>>>>
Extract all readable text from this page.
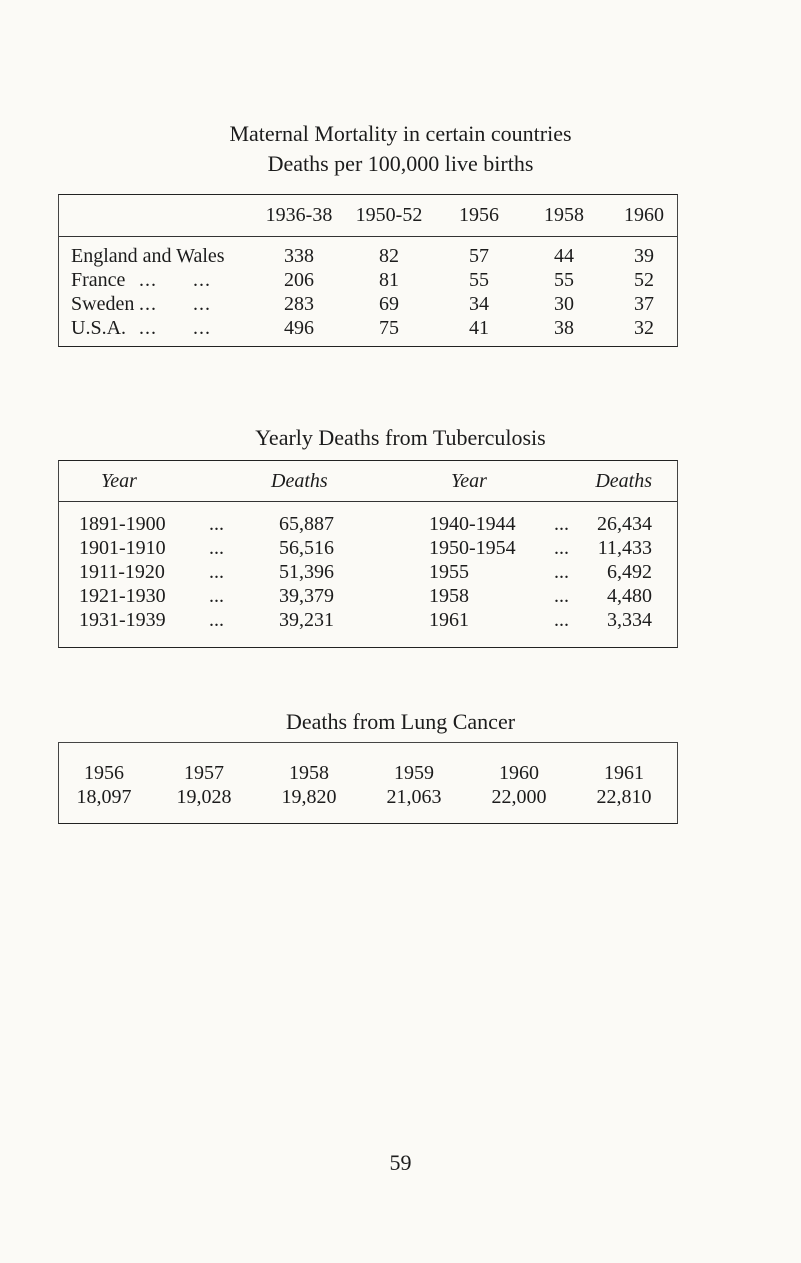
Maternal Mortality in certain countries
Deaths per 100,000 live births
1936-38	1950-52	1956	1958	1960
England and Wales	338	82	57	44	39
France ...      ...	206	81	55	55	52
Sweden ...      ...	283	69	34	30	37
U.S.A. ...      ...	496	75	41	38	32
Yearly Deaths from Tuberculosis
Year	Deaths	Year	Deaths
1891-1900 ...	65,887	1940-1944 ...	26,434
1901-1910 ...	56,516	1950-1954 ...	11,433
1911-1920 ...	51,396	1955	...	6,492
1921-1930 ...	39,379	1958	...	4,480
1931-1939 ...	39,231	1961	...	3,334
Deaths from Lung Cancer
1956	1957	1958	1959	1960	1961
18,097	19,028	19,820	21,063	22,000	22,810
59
<<<<
>>>>
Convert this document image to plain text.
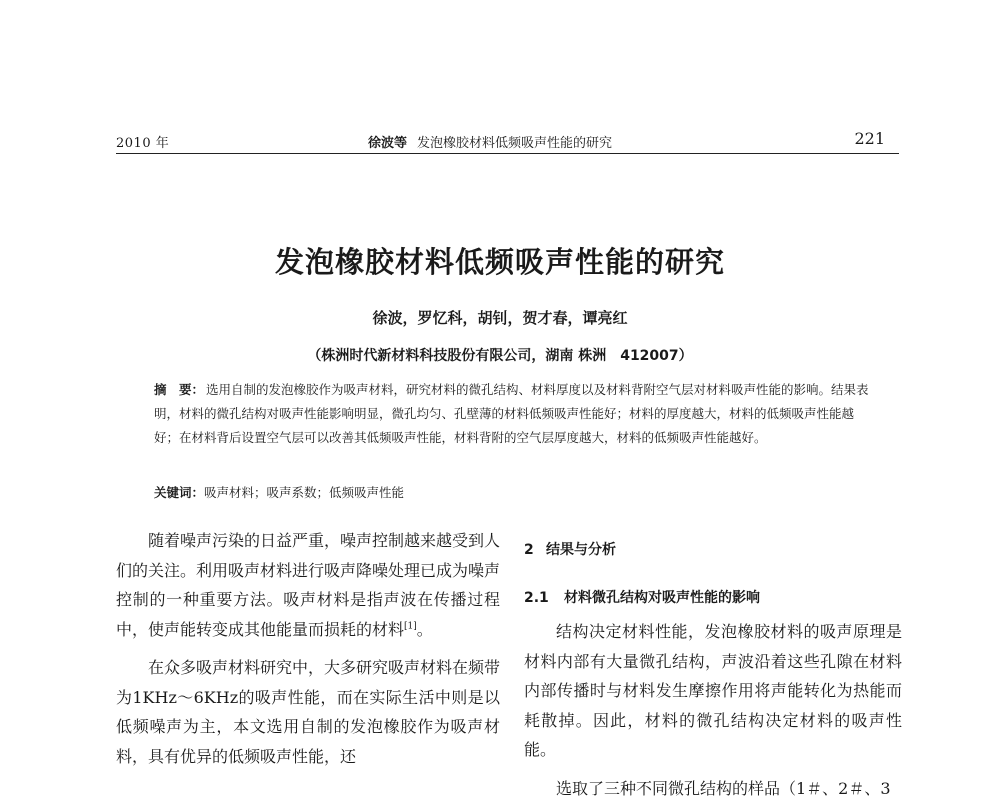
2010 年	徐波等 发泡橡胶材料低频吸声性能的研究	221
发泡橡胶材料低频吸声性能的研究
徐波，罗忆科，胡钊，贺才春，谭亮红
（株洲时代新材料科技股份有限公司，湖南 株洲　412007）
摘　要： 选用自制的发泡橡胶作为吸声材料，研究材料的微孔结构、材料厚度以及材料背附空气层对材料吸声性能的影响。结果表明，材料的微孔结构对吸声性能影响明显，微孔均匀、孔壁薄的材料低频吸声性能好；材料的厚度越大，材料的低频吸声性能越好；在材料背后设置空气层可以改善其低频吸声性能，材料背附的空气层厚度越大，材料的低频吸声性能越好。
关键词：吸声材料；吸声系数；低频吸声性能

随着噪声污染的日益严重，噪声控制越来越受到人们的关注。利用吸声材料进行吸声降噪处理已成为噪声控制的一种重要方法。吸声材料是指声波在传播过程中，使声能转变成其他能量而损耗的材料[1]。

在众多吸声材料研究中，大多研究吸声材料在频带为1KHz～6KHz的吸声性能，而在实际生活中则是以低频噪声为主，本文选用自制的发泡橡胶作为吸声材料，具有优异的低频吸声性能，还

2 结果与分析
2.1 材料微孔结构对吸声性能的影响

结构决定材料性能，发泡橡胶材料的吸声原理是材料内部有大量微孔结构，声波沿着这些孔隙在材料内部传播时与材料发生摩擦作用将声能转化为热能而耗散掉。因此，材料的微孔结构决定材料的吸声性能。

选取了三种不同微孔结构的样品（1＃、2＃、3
<<<<
Look through the entries above; copy every line holding the string "发泡橡胶材料低频吸声性能的研究".

2010 年	徐波等 发泡橡胶材料低频吸声性能的研究	221
发泡橡胶材料低频吸声性能的研究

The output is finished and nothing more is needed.